§ **SOURCE RECORDS**:

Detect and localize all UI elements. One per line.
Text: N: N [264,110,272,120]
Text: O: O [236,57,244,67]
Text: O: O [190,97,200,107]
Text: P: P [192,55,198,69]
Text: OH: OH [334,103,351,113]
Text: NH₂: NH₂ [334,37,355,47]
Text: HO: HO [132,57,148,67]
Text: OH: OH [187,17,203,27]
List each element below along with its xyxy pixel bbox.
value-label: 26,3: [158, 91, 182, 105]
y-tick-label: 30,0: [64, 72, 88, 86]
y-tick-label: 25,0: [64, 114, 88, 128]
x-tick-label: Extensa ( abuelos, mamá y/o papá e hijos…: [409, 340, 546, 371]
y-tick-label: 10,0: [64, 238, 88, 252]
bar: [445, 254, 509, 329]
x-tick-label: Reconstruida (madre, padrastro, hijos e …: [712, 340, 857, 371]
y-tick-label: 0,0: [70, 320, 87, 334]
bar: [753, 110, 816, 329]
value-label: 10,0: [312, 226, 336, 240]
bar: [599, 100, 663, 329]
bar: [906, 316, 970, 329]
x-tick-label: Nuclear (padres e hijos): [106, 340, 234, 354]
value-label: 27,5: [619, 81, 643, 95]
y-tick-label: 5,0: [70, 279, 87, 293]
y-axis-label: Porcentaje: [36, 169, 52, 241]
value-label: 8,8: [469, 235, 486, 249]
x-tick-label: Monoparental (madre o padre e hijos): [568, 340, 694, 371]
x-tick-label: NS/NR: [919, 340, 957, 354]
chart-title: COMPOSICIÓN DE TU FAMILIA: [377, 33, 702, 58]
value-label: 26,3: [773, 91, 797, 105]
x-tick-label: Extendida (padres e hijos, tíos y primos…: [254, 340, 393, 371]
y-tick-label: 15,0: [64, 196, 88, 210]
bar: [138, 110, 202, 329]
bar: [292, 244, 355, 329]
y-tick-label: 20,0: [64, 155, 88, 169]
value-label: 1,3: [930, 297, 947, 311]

§ **WHAT IS BEING ASKED**:
Format every line of the records above as a numbered list, leaving out any blank lines.

§ **WRITTEN ANSWER**:
1. Detect and localize all UI elements. One per line.
2. Text: N: N [264,110,272,120]
3. Text: O: O [236,57,244,67]
4. Text: O: O [190,97,200,107]
5. Text: P: P [192,55,198,69]
6. Text: OH: OH [334,103,351,113]
7. Text: NH₂: NH₂ [334,37,355,47]
8. Text: HO: HO [132,57,148,67]
9. Text: OH: OH [187,17,203,27]
10. List each element below along with its xyxy pixel bbox.
11. value-label: 26,3: [158, 91, 182, 105]
12. y-tick-label: 30,0: [64, 72, 88, 86]
13. y-tick-label: 25,0: [64, 114, 88, 128]
14. x-tick-label: Extensa ( abuelos, mamá y/o papá e hijos…: [409, 340, 546, 371]
15. y-tick-label: 10,0: [64, 238, 88, 252]
16. bar: [445, 254, 509, 329]
17. x-tick-label: Reconstruida (madre, padrastro, hijos e …: [712, 340, 857, 371]
18. y-tick-label: 0,0: [70, 320, 87, 334]
19. bar: [753, 110, 816, 329]
20. value-label: 10,0: [312, 226, 336, 240]
21. bar: [599, 100, 663, 329]
22. bar: [906, 316, 970, 329]
23. x-tick-label: Nuclear (padres e hijos): [106, 340, 234, 354]
24. value-label: 27,5: [619, 81, 643, 95]
25. y-tick-label: 5,0: [70, 279, 87, 293]
26. y-axis-label: Porcentaje: [36, 169, 52, 241]
27. value-label: 8,8: [469, 235, 486, 249]
28. x-tick-label: Monoparental (madre o padre e hijos): [568, 340, 694, 371]
29. x-tick-label: NS/NR: [919, 340, 957, 354]
30. chart-title: COMPOSICIÓN DE TU FAMILIA: [377, 33, 702, 58]
31. value-label: 26,3: [773, 91, 797, 105]
32. x-tick-label: Extendida (padres e hijos, tíos y primos…: [254, 340, 393, 371]
33. y-tick-label: 15,0: [64, 196, 88, 210]
34. bar: [138, 110, 202, 329]
35. bar: [292, 244, 355, 329]
36. y-tick-label: 20,0: [64, 155, 88, 169]
37. value-label: 1,3: [930, 297, 947, 311]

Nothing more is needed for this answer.